Stored items from a collection:
_____
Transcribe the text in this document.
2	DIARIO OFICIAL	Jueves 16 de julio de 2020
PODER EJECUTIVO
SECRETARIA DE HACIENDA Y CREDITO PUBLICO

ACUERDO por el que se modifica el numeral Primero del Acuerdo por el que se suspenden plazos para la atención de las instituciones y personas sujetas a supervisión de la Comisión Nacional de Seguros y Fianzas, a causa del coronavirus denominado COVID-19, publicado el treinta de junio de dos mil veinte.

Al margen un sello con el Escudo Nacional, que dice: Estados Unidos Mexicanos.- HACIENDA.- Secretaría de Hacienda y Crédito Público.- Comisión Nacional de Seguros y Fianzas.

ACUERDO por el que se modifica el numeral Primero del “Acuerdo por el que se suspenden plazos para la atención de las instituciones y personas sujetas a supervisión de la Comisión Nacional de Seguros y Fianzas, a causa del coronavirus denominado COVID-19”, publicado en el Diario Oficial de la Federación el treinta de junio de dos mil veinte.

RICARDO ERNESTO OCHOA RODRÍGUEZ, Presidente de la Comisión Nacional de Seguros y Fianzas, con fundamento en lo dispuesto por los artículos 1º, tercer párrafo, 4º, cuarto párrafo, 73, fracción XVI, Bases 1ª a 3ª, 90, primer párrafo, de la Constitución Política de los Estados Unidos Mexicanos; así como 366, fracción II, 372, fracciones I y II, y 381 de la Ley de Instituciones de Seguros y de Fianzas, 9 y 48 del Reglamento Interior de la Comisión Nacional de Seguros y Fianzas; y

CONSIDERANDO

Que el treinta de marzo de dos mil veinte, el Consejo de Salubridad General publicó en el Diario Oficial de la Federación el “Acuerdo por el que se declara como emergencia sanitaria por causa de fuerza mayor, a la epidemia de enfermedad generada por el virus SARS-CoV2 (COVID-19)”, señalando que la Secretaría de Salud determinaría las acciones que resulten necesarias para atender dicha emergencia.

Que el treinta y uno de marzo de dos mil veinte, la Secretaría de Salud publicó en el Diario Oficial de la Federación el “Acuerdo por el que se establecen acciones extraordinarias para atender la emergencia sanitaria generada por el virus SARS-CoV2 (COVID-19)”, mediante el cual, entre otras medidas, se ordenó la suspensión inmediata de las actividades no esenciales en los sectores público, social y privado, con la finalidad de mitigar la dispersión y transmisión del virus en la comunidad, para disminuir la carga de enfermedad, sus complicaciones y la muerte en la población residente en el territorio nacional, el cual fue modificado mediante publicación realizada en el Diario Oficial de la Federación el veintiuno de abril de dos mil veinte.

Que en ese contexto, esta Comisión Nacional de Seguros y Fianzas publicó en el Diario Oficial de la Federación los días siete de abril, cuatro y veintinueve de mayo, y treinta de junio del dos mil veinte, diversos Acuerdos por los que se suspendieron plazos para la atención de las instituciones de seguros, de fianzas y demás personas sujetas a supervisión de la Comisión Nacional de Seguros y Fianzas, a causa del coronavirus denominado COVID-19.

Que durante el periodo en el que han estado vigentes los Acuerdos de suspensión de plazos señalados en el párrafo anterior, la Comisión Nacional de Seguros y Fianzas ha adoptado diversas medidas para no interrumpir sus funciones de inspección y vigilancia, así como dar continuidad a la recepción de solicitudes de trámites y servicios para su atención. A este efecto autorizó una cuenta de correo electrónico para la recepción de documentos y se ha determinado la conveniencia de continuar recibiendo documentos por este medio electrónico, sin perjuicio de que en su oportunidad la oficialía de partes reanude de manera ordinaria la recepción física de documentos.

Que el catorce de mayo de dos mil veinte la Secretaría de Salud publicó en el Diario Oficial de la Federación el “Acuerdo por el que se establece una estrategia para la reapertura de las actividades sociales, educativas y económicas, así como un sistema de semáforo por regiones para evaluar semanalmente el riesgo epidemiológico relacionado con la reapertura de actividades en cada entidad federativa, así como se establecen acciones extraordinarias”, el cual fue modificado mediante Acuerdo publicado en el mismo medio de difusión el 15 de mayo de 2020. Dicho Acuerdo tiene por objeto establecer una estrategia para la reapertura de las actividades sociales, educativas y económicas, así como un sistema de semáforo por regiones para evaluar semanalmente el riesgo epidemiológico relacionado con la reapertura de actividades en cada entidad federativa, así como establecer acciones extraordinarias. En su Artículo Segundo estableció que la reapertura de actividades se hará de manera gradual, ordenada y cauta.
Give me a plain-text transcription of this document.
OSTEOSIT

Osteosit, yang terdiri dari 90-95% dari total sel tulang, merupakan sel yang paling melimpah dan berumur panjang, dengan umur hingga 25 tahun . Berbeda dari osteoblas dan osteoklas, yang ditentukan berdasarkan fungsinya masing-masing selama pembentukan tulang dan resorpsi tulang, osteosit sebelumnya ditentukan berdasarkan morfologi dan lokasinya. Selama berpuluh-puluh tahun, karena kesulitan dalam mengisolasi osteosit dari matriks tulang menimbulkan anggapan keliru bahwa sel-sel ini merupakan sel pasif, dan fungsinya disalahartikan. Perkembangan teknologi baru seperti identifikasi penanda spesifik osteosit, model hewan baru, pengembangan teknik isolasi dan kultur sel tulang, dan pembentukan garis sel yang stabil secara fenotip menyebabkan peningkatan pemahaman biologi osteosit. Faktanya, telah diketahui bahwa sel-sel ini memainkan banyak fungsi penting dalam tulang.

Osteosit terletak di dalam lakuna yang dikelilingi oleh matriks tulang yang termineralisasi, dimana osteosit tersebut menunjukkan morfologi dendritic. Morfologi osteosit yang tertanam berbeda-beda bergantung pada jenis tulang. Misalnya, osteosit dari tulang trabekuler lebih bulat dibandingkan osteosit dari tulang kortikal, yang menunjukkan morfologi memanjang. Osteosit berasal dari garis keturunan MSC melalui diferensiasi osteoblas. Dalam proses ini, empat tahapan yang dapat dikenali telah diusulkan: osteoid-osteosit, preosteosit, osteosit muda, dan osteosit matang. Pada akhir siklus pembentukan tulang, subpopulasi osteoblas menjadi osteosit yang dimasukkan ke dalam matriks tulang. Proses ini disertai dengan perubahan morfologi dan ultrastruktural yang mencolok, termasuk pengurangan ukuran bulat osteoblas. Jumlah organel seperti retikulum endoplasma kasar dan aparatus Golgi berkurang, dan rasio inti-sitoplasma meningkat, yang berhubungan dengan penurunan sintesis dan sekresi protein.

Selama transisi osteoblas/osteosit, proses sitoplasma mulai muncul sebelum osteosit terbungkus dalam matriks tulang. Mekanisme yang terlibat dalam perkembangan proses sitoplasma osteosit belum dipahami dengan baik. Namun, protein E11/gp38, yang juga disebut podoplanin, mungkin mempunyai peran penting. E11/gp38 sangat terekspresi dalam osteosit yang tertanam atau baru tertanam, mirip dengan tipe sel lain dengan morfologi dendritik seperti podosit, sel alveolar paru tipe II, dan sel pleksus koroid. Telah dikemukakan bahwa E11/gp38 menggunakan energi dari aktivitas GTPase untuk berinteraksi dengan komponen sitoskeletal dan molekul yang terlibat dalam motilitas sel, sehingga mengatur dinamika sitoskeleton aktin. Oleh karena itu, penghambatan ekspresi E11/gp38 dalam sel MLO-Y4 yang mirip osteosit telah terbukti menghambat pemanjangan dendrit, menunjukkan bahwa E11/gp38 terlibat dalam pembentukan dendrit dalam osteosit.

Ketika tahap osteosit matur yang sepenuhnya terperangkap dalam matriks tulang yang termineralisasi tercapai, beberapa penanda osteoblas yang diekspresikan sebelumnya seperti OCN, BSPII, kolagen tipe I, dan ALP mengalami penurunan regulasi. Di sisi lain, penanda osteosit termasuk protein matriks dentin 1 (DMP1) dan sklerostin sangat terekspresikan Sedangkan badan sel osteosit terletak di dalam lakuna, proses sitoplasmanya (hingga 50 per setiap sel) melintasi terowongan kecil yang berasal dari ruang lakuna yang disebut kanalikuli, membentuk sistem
_____
* _EXERCISE INSTRUCTIONS_: Search the entries above for "actividades". Show every line that has it.

* _COMPLETED TASK_:
Que el treinta y uno de marzo de dos mil veinte, la Secretaría de Salud publicó en el Diario Oficial de la Federación el “Acuerdo por el que se establecen acciones extraordinarias para atender la emergencia sanitaria generada por el virus SARS-CoV2 (COVID-19)”, mediante el cual, entre otras medidas, se ordenó la suspensión inmediata de las actividades no esenciales en los sectores público, social y privado, con la finalidad de mitigar la dispersión y transmisión del virus en la comunidad, para disminuir la carga de enfermedad, sus complicaciones y la muerte en la población residente en el territorio nacional, el cual fue modificado mediante publicación realizada en el Diario Oficial de la Federación el veintiuno de abril de dos mil veinte.
Que el catorce de mayo de dos mil veinte la Secretaría de Salud publicó en el Diario Oficial de la Federación el “Acuerdo por el que se establece una estrategia para la reapertura de las actividades sociales, educativas y económicas, así como un sistema de semáforo por regiones para evaluar semanalmente el riesgo epidemiológico relacionado con la reapertura de actividades en cada entidad federativa, así como se establecen acciones extraordinarias”, el cual fue modificado mediante Acuerdo publicado en el mismo medio de difusión el 15 de mayo de 2020. Dicho Acuerdo tiene por objeto establecer una estrategia para la reapertura de las actividades sociales, educativas y económicas, así como un sistema de semáforo por regiones para evaluar semanalmente el riesgo epidemiológico relacionado con la reapertura de actividades en cada entidad federativa, así como establecer acciones extraordinarias. En su Artículo Segundo estableció que la reapertura de actividades se hará de manera gradual, ordenada y cauta.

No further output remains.